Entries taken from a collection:
+++

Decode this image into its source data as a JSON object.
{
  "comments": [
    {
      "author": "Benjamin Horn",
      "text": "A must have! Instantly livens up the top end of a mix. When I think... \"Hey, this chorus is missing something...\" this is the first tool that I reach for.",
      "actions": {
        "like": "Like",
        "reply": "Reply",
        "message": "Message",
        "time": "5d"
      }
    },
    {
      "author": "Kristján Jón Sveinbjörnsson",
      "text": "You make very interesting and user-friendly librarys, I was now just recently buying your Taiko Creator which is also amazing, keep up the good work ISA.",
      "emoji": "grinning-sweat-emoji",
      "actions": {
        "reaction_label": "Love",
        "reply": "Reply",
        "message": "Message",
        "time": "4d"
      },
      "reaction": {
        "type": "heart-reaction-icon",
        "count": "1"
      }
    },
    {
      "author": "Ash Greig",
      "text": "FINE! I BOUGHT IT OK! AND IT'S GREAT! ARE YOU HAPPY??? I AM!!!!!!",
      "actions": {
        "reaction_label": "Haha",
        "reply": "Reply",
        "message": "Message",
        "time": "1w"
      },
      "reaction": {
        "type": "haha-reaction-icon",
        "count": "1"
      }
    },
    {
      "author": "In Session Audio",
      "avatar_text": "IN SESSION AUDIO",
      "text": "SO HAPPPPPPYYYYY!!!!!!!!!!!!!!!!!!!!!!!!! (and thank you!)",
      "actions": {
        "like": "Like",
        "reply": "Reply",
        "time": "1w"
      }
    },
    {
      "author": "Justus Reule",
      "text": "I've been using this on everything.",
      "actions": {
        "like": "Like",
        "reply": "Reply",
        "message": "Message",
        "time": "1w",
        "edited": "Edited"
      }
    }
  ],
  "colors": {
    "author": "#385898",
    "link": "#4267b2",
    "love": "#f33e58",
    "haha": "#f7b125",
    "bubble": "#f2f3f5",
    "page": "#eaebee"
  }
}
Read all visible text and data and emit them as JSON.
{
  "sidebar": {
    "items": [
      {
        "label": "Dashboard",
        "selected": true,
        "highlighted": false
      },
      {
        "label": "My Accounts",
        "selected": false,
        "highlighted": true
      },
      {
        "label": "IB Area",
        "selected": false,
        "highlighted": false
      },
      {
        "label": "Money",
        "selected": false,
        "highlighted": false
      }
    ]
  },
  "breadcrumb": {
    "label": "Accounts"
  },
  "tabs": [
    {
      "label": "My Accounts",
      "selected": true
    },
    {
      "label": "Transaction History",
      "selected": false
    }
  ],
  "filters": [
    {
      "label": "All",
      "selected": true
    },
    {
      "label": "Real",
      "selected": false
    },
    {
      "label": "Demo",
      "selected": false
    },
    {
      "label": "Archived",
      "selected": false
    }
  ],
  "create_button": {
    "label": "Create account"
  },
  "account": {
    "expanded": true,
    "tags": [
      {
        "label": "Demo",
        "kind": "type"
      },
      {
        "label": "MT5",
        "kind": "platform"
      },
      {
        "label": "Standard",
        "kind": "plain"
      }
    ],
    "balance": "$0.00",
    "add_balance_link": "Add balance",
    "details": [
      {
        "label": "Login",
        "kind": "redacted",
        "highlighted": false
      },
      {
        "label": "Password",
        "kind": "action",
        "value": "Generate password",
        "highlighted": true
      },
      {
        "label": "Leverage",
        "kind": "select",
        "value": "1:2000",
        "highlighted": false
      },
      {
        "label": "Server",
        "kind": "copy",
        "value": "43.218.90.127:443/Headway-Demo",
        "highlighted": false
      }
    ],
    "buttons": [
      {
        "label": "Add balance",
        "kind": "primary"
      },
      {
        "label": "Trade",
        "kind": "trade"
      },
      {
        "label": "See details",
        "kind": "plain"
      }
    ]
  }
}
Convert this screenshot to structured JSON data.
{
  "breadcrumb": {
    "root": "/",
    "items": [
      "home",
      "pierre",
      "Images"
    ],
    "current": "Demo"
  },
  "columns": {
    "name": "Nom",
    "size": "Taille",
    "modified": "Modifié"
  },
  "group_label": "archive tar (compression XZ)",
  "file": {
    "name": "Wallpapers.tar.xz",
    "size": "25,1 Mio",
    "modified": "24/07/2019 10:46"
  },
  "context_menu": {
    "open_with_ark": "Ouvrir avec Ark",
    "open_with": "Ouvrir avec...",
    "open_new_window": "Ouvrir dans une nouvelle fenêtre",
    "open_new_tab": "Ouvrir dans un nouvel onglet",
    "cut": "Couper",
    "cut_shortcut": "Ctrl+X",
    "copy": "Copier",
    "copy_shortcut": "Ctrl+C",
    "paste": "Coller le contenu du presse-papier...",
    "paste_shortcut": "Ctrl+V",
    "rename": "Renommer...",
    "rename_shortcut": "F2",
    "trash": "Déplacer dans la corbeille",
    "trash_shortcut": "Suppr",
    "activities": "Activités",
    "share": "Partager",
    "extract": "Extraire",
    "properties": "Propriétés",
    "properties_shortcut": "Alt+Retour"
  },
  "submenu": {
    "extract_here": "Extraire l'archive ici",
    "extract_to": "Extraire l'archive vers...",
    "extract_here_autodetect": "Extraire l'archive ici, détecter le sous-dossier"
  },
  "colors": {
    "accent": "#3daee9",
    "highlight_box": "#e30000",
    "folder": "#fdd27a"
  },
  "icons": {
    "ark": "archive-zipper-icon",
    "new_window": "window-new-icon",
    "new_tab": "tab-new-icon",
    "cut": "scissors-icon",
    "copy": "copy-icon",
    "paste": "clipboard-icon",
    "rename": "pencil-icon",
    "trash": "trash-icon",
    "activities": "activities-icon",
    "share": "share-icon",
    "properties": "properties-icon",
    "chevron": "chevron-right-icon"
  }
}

+++

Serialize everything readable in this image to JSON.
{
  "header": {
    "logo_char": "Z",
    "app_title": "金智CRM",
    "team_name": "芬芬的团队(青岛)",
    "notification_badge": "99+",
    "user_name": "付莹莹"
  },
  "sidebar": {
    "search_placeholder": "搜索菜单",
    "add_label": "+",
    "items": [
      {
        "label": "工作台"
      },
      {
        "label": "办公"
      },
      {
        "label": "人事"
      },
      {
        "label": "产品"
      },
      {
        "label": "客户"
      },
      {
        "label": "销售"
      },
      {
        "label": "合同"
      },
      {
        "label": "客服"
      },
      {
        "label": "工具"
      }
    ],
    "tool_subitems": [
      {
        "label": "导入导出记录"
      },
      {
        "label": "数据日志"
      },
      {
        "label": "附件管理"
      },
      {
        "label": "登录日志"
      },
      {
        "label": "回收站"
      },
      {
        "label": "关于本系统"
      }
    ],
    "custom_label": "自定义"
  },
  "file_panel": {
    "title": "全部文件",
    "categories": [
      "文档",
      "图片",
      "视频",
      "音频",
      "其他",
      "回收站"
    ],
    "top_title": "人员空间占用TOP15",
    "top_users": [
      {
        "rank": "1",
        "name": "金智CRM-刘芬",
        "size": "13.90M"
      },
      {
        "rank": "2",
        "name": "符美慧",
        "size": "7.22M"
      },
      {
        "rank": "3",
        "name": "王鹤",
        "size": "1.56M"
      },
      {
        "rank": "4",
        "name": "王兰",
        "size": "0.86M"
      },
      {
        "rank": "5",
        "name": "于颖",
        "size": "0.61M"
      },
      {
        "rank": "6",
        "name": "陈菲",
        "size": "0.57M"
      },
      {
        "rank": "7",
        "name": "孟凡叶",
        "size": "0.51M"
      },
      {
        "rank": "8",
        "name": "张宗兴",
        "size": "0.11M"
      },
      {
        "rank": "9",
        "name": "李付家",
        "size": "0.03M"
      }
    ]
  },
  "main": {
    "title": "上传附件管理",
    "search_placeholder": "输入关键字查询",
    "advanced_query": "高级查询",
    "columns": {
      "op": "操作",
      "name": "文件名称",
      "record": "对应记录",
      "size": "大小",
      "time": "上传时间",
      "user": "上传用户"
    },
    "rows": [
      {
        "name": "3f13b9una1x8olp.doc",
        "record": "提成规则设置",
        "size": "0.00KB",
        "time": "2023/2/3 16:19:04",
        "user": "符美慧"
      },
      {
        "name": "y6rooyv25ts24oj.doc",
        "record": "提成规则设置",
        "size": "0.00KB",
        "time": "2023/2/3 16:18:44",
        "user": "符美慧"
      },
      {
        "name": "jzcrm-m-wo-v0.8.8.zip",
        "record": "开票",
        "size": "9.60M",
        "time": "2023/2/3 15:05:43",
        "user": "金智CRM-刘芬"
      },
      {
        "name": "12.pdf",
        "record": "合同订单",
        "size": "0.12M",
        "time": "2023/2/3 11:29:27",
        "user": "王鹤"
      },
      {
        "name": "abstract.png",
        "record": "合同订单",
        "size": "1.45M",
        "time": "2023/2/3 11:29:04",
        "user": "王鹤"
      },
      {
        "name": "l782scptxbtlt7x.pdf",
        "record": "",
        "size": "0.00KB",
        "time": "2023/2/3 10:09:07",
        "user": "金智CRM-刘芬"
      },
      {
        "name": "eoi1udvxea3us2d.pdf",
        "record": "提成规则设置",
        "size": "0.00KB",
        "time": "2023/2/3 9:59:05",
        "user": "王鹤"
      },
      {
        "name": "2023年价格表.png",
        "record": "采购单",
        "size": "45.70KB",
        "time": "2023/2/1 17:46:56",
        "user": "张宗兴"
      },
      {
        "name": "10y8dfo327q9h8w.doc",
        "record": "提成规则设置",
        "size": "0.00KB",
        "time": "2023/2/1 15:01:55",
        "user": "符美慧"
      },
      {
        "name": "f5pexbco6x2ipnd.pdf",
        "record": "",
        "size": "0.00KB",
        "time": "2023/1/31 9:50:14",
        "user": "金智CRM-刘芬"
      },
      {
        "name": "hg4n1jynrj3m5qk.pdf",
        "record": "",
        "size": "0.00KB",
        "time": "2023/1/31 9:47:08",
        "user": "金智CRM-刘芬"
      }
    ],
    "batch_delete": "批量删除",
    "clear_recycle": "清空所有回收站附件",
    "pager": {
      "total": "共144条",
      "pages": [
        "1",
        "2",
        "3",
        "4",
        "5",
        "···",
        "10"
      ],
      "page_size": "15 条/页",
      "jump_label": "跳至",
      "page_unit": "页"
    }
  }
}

+++

## Exercise requirements
In the listing above, find the lines holding the word "Accounts" and copy them.

## Written response
        "label": "My Accounts",
    "label": "Accounts"
      "label": "My Accounts",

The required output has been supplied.